▶ TO DO
Output every line of the data exactly as it appears.
──────── RECORDS TO PROCESS ────────
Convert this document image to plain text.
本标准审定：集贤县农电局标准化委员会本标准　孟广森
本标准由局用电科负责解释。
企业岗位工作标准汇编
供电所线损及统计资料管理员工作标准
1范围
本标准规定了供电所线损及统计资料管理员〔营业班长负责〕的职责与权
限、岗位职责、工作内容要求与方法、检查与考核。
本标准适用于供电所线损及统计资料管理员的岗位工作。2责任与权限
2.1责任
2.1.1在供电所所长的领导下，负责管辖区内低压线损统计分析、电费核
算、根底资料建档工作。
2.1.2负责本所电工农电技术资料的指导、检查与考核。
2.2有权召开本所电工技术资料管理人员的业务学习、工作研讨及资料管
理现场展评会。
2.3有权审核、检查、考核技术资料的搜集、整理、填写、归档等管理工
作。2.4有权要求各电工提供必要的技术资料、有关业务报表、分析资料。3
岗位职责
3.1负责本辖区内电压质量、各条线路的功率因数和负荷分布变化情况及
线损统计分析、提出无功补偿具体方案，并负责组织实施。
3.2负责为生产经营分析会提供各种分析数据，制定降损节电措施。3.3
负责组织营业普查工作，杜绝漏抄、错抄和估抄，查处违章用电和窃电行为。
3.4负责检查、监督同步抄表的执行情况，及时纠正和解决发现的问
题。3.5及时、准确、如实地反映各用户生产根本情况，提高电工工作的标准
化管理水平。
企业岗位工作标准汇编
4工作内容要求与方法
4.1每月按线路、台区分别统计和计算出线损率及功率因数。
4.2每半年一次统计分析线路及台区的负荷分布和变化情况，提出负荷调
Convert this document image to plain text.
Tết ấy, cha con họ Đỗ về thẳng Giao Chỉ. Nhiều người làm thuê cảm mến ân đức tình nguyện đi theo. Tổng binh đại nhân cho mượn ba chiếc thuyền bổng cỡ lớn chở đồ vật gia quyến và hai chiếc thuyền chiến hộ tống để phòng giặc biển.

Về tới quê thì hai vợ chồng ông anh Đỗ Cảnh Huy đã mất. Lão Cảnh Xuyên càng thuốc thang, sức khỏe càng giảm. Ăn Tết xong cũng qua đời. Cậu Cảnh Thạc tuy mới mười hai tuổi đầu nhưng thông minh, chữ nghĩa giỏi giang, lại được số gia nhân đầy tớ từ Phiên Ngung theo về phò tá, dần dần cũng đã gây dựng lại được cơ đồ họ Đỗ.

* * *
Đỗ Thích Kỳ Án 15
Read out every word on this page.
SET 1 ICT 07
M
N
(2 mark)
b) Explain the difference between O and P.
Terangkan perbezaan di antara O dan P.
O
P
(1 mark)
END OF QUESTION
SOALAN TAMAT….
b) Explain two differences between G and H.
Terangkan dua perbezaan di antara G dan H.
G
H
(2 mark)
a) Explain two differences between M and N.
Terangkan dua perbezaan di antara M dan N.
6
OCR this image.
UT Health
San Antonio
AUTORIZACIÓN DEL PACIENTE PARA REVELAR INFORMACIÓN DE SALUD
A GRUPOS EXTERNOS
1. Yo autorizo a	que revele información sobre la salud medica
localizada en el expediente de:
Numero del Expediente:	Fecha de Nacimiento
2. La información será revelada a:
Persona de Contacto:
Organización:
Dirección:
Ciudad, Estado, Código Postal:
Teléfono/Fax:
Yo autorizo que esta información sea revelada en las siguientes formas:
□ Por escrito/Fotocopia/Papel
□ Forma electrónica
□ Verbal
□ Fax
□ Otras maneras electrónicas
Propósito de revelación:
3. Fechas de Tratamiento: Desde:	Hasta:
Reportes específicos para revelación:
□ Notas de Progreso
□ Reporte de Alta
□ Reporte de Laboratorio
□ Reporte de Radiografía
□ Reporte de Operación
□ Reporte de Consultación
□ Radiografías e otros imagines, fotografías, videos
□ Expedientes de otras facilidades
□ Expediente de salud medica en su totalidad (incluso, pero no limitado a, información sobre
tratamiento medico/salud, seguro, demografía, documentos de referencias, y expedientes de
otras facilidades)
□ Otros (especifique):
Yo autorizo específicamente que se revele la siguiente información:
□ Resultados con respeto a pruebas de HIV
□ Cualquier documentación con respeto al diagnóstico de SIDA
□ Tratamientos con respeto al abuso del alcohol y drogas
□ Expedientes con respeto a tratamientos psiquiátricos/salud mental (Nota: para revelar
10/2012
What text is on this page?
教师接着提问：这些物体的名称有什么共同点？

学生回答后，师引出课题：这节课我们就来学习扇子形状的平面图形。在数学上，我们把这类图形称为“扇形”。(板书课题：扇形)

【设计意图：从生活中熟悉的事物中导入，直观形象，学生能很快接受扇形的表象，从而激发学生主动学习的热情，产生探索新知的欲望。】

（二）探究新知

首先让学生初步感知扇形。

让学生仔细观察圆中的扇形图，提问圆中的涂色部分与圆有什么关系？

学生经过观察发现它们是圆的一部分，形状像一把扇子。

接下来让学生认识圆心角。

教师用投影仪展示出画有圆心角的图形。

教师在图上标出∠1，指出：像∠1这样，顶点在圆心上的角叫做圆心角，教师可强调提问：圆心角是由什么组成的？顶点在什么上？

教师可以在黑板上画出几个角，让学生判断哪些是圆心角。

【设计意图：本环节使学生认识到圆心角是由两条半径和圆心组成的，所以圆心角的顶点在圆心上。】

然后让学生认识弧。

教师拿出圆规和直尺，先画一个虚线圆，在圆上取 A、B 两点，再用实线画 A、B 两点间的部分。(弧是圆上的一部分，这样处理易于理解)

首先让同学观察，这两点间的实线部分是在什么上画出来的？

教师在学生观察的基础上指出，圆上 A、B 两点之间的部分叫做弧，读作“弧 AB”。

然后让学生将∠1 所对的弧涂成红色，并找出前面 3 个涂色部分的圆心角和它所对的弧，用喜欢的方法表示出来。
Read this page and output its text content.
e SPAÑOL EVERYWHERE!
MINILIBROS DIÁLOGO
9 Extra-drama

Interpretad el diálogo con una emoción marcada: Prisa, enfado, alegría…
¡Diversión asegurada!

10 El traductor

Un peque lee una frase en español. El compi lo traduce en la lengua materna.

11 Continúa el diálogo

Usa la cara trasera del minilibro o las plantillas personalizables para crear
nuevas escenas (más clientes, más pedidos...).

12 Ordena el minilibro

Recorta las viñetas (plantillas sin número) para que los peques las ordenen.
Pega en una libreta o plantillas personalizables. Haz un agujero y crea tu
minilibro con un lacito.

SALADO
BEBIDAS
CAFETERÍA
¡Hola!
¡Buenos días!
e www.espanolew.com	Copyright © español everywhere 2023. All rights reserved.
────────
▶ EXERCISE RESPONSE
Convert this document image to plain text.
本标准审定：集贤县农电局标准化委员会本标准　孟广森
本标准由局用电科负责解释。
企业岗位工作标准汇编
供电所线损及统计资料管理员工作标准
1范围
本标准规定了供电所线损及统计资料管理员〔营业班长负责〕的职责与权
限、岗位职责、工作内容要求与方法、检查与考核。
本标准适用于供电所线损及统计资料管理员的岗位工作。2责任与权限
2.1责任
2.1.1在供电所所长的领导下，负责管辖区内低压线损统计分析、电费核
算、根底资料建档工作。
2.1.2负责本所电工农电技术资料的指导、检查与考核。
2.2有权召开本所电工技术资料管理人员的业务学习、工作研讨及资料管
理现场展评会。
2.3有权审核、检查、考核技术资料的搜集、整理、填写、归档等管理工
作。2.4有权要求各电工提供必要的技术资料、有关业务报表、分析资料。3
岗位职责
3.1负责本辖区内电压质量、各条线路的功率因数和负荷分布变化情况及
线损统计分析、提出无功补偿具体方案，并负责组织实施。
3.2负责为生产经营分析会提供各种分析数据，制定降损节电措施。3.3
负责组织营业普查工作，杜绝漏抄、错抄和估抄，查处违章用电和窃电行为。
3.4负责检查、监督同步抄表的执行情况，及时纠正和解决发现的问
题。3.5及时、准确、如实地反映各用户生产根本情况，提高电工工作的标准
化管理水平。
企业岗位工作标准汇编
4工作内容要求与方法
4.1每月按线路、台区分别统计和计算出线损率及功率因数。
4.2每半年一次统计分析线路及台区的负荷分布和变化情况，提出负荷调
Convert this document image to plain text.
Tết ấy, cha con họ Đỗ về thẳng Giao Chỉ. Nhiều người làm thuê cảm mến ân đức tình nguyện đi theo. Tổng binh đại nhân cho mượn ba chiếc thuyền bổng cỡ lớn chở đồ vật gia quyến và hai chiếc thuyền chiến hộ tống để phòng giặc biển.

Về tới quê thì hai vợ chồng ông anh Đỗ Cảnh Huy đã mất. Lão Cảnh Xuyên càng thuốc thang, sức khỏe càng giảm. Ăn Tết xong cũng qua đời. Cậu Cảnh Thạc tuy mới mười hai tuổi đầu nhưng thông minh, chữ nghĩa giỏi giang, lại được số gia nhân đầy tớ từ Phiên Ngung theo về phò tá, dần dần cũng đã gây dựng lại được cơ đồ họ Đỗ.

* * *
Đỗ Thích Kỳ Án 15
Read out every word on this page.
SET 1 ICT 07
M
N
(2 mark)
b) Explain the difference between O and P.
Terangkan perbezaan di antara O dan P.
O
P
(1 mark)
END OF QUESTION
SOALAN TAMAT….
b) Explain two differences between G and H.
Terangkan dua perbezaan di antara G dan H.
G
H
(2 mark)
a) Explain two differences between M and N.
Terangkan dua perbezaan di antara M dan N.
6
OCR this image.
UT Health
San Antonio
AUTORIZACIÓN DEL PACIENTE PARA REVELAR INFORMACIÓN DE SALUD
A GRUPOS EXTERNOS
1. Yo autorizo a	que revele información sobre la salud medica
localizada en el expediente de:
Numero del Expediente:	Fecha de Nacimiento
2. La información será revelada a:
Persona de Contacto:
Organización:
Dirección:
Ciudad, Estado, Código Postal:
Teléfono/Fax:
Yo autorizo que esta información sea revelada en las siguientes formas:
□ Por escrito/Fotocopia/Papel
□ Forma electrónica
□ Verbal
□ Fax
□ Otras maneras electrónicas
Propósito de revelación:
3. Fechas de Tratamiento: Desde:	Hasta:
Reportes específicos para revelación:
□ Notas de Progreso
□ Reporte de Alta
□ Reporte de Laboratorio
□ Reporte de Radiografía
□ Reporte de Operación
□ Reporte de Consultación
□ Radiografías e otros imagines, fotografías, videos
□ Expedientes de otras facilidades
□ Expediente de salud medica en su totalidad (incluso, pero no limitado a, información sobre
tratamiento medico/salud, seguro, demografía, documentos de referencias, y expedientes de
otras facilidades)
□ Otros (especifique):
Yo autorizo específicamente que se revele la siguiente información:
□ Resultados con respeto a pruebas de HIV
□ Cualquier documentación con respeto al diagnóstico de SIDA
□ Tratamientos con respeto al abuso del alcohol y drogas
□ Expedientes con respeto a tratamientos psiquiátricos/salud mental (Nota: para revelar
10/2012
What text is on this page?
教师接着提问：这些物体的名称有什么共同点？

学生回答后，师引出课题：这节课我们就来学习扇子形状的平面图形。在数学上，我们把这类图形称为“扇形”。(板书课题：扇形)

【设计意图：从生活中熟悉的事物中导入，直观形象，学生能很快接受扇形的表象，从而激发学生主动学习的热情，产生探索新知的欲望。】

（二）探究新知

首先让学生初步感知扇形。

让学生仔细观察圆中的扇形图，提问圆中的涂色部分与圆有什么关系？

学生经过观察发现它们是圆的一部分，形状像一把扇子。

接下来让学生认识圆心角。

教师用投影仪展示出画有圆心角的图形。

教师在图上标出∠1，指出：像∠1这样，顶点在圆心上的角叫做圆心角，教师可强调提问：圆心角是由什么组成的？顶点在什么上？

教师可以在黑板上画出几个角，让学生判断哪些是圆心角。

【设计意图：本环节使学生认识到圆心角是由两条半径和圆心组成的，所以圆心角的顶点在圆心上。】

然后让学生认识弧。

教师拿出圆规和直尺，先画一个虚线圆，在圆上取 A、B 两点，再用实线画 A、B 两点间的部分。(弧是圆上的一部分，这样处理易于理解)

首先让同学观察，这两点间的实线部分是在什么上画出来的？

教师在学生观察的基础上指出，圆上 A、B 两点之间的部分叫做弧，读作“弧 AB”。

然后让学生将∠1 所对的弧涂成红色，并找出前面 3 个涂色部分的圆心角和它所对的弧，用喜欢的方法表示出来。
Read this page and output its text content.
e SPAÑOL EVERYWHERE!
MINILIBROS DIÁLOGO
9 Extra-drama

Interpretad el diálogo con una emoción marcada: Prisa, enfado, alegría…
¡Diversión asegurada!

10 El traductor

Un peque lee una frase en español. El compi lo traduce en la lengua materna.

11 Continúa el diálogo

Usa la cara trasera del minilibro o las plantillas personalizables para crear
nuevas escenas (más clientes, más pedidos...).

12 Ordena el minilibro

Recorta las viñetas (plantillas sin número) para que los peques las ordenen.
Pega en una libreta o plantillas personalizables. Haz un agujero y crea tu
minilibro con un lacito.

SALADO
BEBIDAS
CAFETERÍA
¡Hola!
¡Buenos días!
e www.espanolew.com	Copyright © español everywhere 2023. All rights reserved.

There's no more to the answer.